__Required work__. Please transcribe the listing below in full, exactly as written, leaving out its pictures.

[[ The data open ]]

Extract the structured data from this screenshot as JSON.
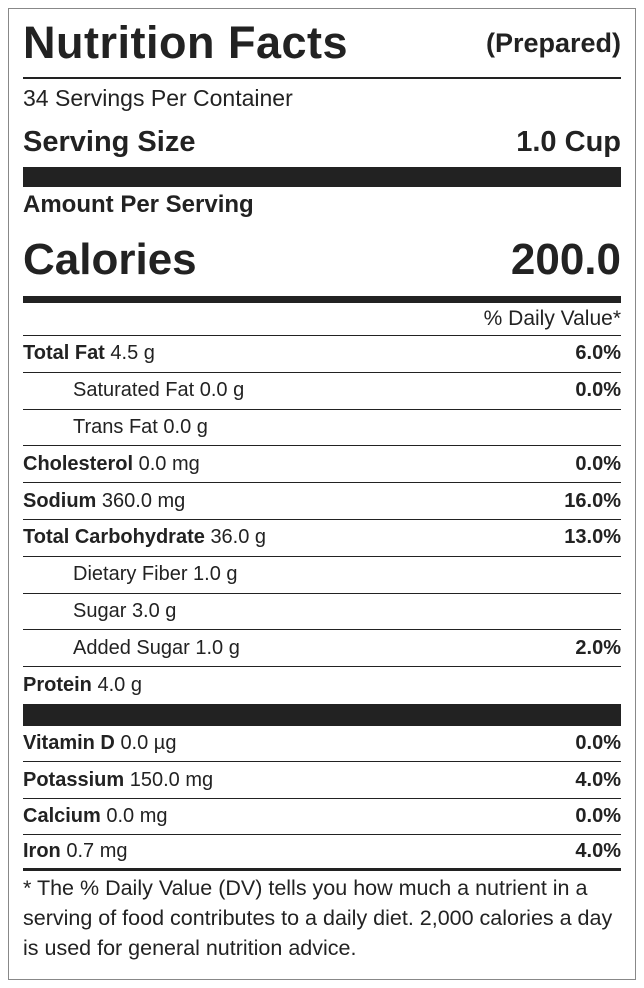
{
  "header": {
    "title": "Nutrition Facts",
    "variant": "(Prepared)"
  },
  "servings_per_container": "34 Servings Per Container",
  "serving_size": {
    "label": "Serving Size",
    "value": "1.0 Cup"
  },
  "amount_per_serving": "Amount Per Serving",
  "calories": {
    "label": "Calories",
    "value": "200.0"
  },
  "daily_value_header": "% Daily Value*",
  "nutrients": [
    {
      "name": "Total Fat",
      "amount": "4.5 g",
      "dv": "6.0%",
      "sub": [
        {
          "name": "Saturated Fat",
          "amount": "0.0 g",
          "dv": "0.0%"
        },
        {
          "name": "Trans Fat",
          "amount": "0.0 g"
        }
      ]
    },
    {
      "name": "Cholesterol",
      "amount": "0.0 mg",
      "dv": "0.0%"
    },
    {
      "name": "Sodium",
      "amount": "360.0 mg",
      "dv": "16.0%"
    },
    {
      "name": "Total Carbohydrate",
      "amount": "36.0 g",
      "dv": "13.0%",
      "sub": [
        {
          "name": "Dietary Fiber",
          "amount": "1.0 g"
        },
        {
          "name": "Sugar",
          "amount": "3.0 g"
        },
        {
          "name": "Added Sugar",
          "amount": "1.0 g",
          "dv": "2.0%"
        }
      ]
    },
    {
      "name": "Protein",
      "amount": "4.0 g"
    }
  ],
  "vitamins": [
    {
      "name": "Vitamin D",
      "amount": "0.0 µg",
      "dv": "0.0%"
    },
    {
      "name": "Potassium",
      "amount": "150.0 mg",
      "dv": "4.0%"
    },
    {
      "name": "Calcium",
      "amount": "0.0 mg",
      "dv": "0.0%"
    },
    {
      "name": "Iron",
      "amount": "0.7 mg",
      "dv": "4.0%"
    }
  ],
  "footnote": "* The % Daily Value (DV) tells you how much a nutrient in a serving of food contributes to a daily diet. 2,000 calories a day is used for general nutrition advice."
}
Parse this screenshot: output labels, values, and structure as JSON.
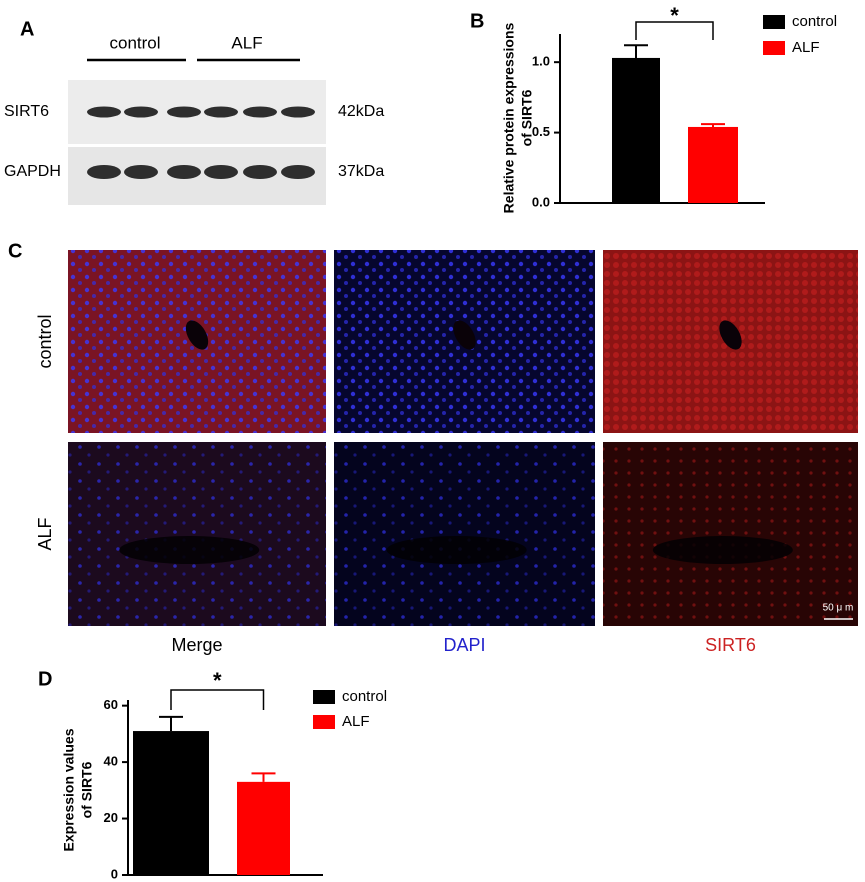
{
  "panel_a": {
    "label": "A",
    "groups": [
      "control",
      "ALF"
    ],
    "rows": [
      {
        "name": "SIRT6",
        "size": "42kDa"
      },
      {
        "name": "GAPDH",
        "size": "37kDa"
      }
    ]
  },
  "chart_data": [
    {
      "panel": "B",
      "type": "bar",
      "ylabel_lines": [
        "Relative protein expressions",
        "of SIRT6"
      ],
      "ylim": [
        0,
        1.2
      ],
      "yticks": [
        {
          "value": 0,
          "label": "0.0"
        },
        0.5,
        {
          "value": 1,
          "label": "1.0"
        }
      ],
      "significance": "*",
      "series": [
        {
          "name": "control",
          "color": "#000000",
          "values": [
            1.03
          ],
          "errors": [
            0.09
          ]
        },
        {
          "name": "ALF",
          "color": "#ff0000",
          "values": [
            0.54
          ],
          "errors": [
            0.02
          ]
        }
      ]
    },
    {
      "panel": "D",
      "type": "bar",
      "ylabel_lines": [
        "Expression values",
        "of SIRT6"
      ],
      "ylim": [
        0,
        62
      ],
      "yticks": [
        0,
        20,
        40,
        60
      ],
      "significance": "*",
      "series": [
        {
          "name": "control",
          "color": "#000000",
          "values": [
            51
          ],
          "errors": [
            5
          ]
        },
        {
          "name": "ALF",
          "color": "#ff0000",
          "values": [
            33
          ],
          "errors": [
            3
          ]
        }
      ]
    }
  ],
  "panel_c": {
    "label": "C",
    "rows": [
      "control",
      "ALF"
    ],
    "columns": [
      {
        "name": "Merge",
        "color": "#000000"
      },
      {
        "name": "DAPI",
        "color": "#2222cc"
      },
      {
        "name": "SIRT6",
        "color": "#cc2222"
      }
    ],
    "scale_bar": "50 μ m"
  }
}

[[ The data closed ]]

__Answer to this exercise__.
Extract the structured data from this screenshot as JSON.
{
  "header": {
    "title": "Nutrition Facts",
    "variant": "(Prepared)"
  },
  "servings_per_container": "34 Servings Per Container",
  "serving_size": {
    "label": "Serving Size",
    "value": "1.0 Cup"
  },
  "amount_per_serving": "Amount Per Serving",
  "calories": {
    "label": "Calories",
    "value": "200.0"
  },
  "daily_value_header": "% Daily Value*",
  "nutrients": [
    {
      "name": "Total Fat",
      "amount": "4.5 g",
      "dv": "6.0%",
      "sub": [
        {
          "name": "Saturated Fat",
          "amount": "0.0 g",
          "dv": "0.0%"
        },
        {
          "name": "Trans Fat",
          "amount": "0.0 g"
        }
      ]
    },
    {
      "name": "Cholesterol",
      "amount": "0.0 mg",
      "dv": "0.0%"
    },
    {
      "name": "Sodium",
      "amount": "360.0 mg",
      "dv": "16.0%"
    },
    {
      "name": "Total Carbohydrate",
      "amount": "36.0 g",
      "dv": "13.0%",
      "sub": [
        {
          "name": "Dietary Fiber",
          "amount": "1.0 g"
        },
        {
          "name": "Sugar",
          "amount": "3.0 g"
        },
        {
          "name": "Added Sugar",
          "amount": "1.0 g",
          "dv": "2.0%"
        }
      ]
    },
    {
      "name": "Protein",
      "amount": "4.0 g"
    }
  ],
  "vitamins": [
    {
      "name": "Vitamin D",
      "amount": "0.0 µg",
      "dv": "0.0%"
    },
    {
      "name": "Potassium",
      "amount": "150.0 mg",
      "dv": "4.0%"
    },
    {
      "name": "Calcium",
      "amount": "0.0 mg",
      "dv": "0.0%"
    },
    {
      "name": "Iron",
      "amount": "0.7 mg",
      "dv": "4.0%"
    }
  ],
  "footnote": "* The % Daily Value (DV) tells you how much a nutrient in a serving of food contributes to a daily diet. 2,000 calories a day is used for general nutrition advice."
}
Parse this screenshot: output labels, values, and structure as JSON.
{
  "panel_a": {
    "label": "A",
    "groups": [
      "control",
      "ALF"
    ],
    "rows": [
      {
        "name": "SIRT6",
        "size": "42kDa"
      },
      {
        "name": "GAPDH",
        "size": "37kDa"
      }
    ]
  },
  "chart_data": [
    {
      "panel": "B",
      "type": "bar",
      "ylabel_lines": [
        "Relative protein expressions",
        "of SIRT6"
      ],
      "ylim": [
        0,
        1.2
      ],
      "yticks": [
        {
          "value": 0,
          "label": "0.0"
        },
        0.5,
        {
          "value": 1,
          "label": "1.0"
        }
      ],
      "significance": "*",
      "series": [
        {
          "name": "control",
          "color": "#000000",
          "values": [
            1.03
          ],
          "errors": [
            0.09
          ]
        },
        {
          "name": "ALF",
          "color": "#ff0000",
          "values": [
            0.54
          ],
          "errors": [
            0.02
          ]
        }
      ]
    },
    {
      "panel": "D",
      "type": "bar",
      "ylabel_lines": [
        "Expression values",
        "of SIRT6"
      ],
      "ylim": [
        0,
        62
      ],
      "yticks": [
        0,
        20,
        40,
        60
      ],
      "significance": "*",
      "series": [
        {
          "name": "control",
          "color": "#000000",
          "values": [
            51
          ],
          "errors": [
            5
          ]
        },
        {
          "name": "ALF",
          "color": "#ff0000",
          "values": [
            33
          ],
          "errors": [
            3
          ]
        }
      ]
    }
  ],
  "panel_c": {
    "label": "C",
    "rows": [
      "control",
      "ALF"
    ],
    "columns": [
      {
        "name": "Merge",
        "color": "#000000"
      },
      {
        "name": "DAPI",
        "color": "#2222cc"
      },
      {
        "name": "SIRT6",
        "color": "#cc2222"
      }
    ],
    "scale_bar": "50 μ m"
  }
}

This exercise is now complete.